### Description of the task
Reproduce the data exactly and drop any pictures it holds.

Records

□ □ □

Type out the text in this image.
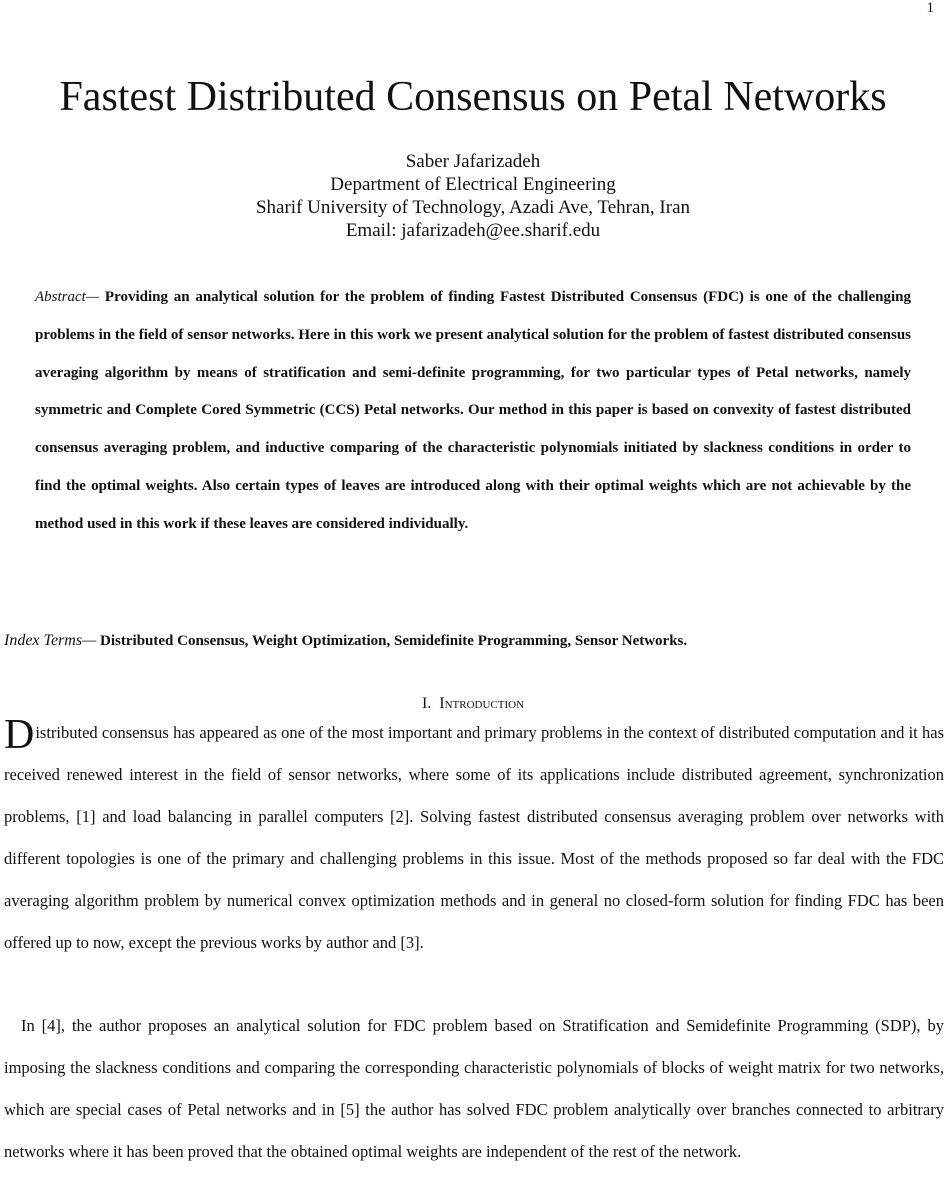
1
Fastest Distributed Consensus on Petal Networks
Saber Jafarizadeh
Department of Electrical Engineering
Sharif University of Technology, Azadi Ave, Tehran, Iran
Email: jafarizadeh@ee.sharif.edu
Abstract— Providing an analytical solution for the problem of finding Fastest Distributed Consensus (FDC) is one of the challenging problems in the field of sensor networks. Here in this work we present analytical solution for the problem of fastest distributed consensus averaging algorithm by means of stratification and semi-definite programming, for two particular types of Petal networks, namely symmetric and Complete Cored Symmetric (CCS) Petal networks. Our method in this paper is based on convexity of fastest distributed consensus averaging problem, and inductive comparing of the characteristic polynomials initiated by slackness conditions in order to find the optimal weights. Also certain types of leaves are introduced along with their optimal weights which are not achievable by the method used in this work if these leaves are considered individually.
Index Terms— Distributed Consensus, Weight Optimization, Semidefinite Programming, Sensor Networks.
I. Introduction
Distributed consensus has appeared as one of the most important and primary problems in the context of distributed computation and it has received renewed interest in the field of sensor networks, where some of its applications include distributed agreement, synchronization problems, [1] and load balancing in parallel computers [2]. Solving fastest distributed consensus averaging problem over networks with different topologies is one of the primary and challenging problems in this issue. Most of the methods proposed so far deal with the FDC averaging algorithm problem by numerical convex optimization methods and in general no closed-form solution for finding FDC has been offered up to now, except the previous works by author and [3].
In [4], the author proposes an analytical solution for FDC problem based on Stratification and Semidefinite Programming (SDP), by imposing the slackness conditions and comparing the corresponding characteristic polynomials of blocks of weight matrix for two networks, which are special cases of Petal networks and in [5] the author has solved FDC problem analytically over branches connected to arbitrary networks where it has been proved that the obtained optimal weights are independent of the rest of the network.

□ □ □

### Worked answer
Type out the text in this image.
1
Fastest Distributed Consensus on Petal Networks
Saber Jafarizadeh
Department of Electrical Engineering
Sharif University of Technology, Azadi Ave, Tehran, Iran
Email: jafarizadeh@ee.sharif.edu
Abstract— Providing an analytical solution for the problem of finding Fastest Distributed Consensus (FDC) is one of the challenging problems in the field of sensor networks. Here in this work we present analytical solution for the problem of fastest distributed consensus averaging algorithm by means of stratification and semi-definite programming, for two particular types of Petal networks, namely symmetric and Complete Cored Symmetric (CCS) Petal networks. Our method in this paper is based on convexity of fastest distributed consensus averaging problem, and inductive comparing of the characteristic polynomials initiated by slackness conditions in order to find the optimal weights. Also certain types of leaves are introduced along with their optimal weights which are not achievable by the method used in this work if these leaves are considered individually.
Index Terms— Distributed Consensus, Weight Optimization, Semidefinite Programming, Sensor Networks.
I. Introduction
Distributed consensus has appeared as one of the most important and primary problems in the context of distributed computation and it has received renewed interest in the field of sensor networks, where some of its applications include distributed agreement, synchronization problems, [1] and load balancing in parallel computers [2]. Solving fastest distributed consensus averaging problem over networks with different topologies is one of the primary and challenging problems in this issue. Most of the methods proposed so far deal with the FDC averaging algorithm problem by numerical convex optimization methods and in general no closed-form solution for finding FDC has been offered up to now, except the previous works by author and [3].
In [4], the author proposes an analytical solution for FDC problem based on Stratification and Semidefinite Programming (SDP), by imposing the slackness conditions and comparing the corresponding characteristic polynomials of blocks of weight matrix for two networks, which are special cases of Petal networks and in [5] the author has solved FDC problem analytically over branches connected to arbitrary networks where it has been proved that the obtained optimal weights are independent of the rest of the network.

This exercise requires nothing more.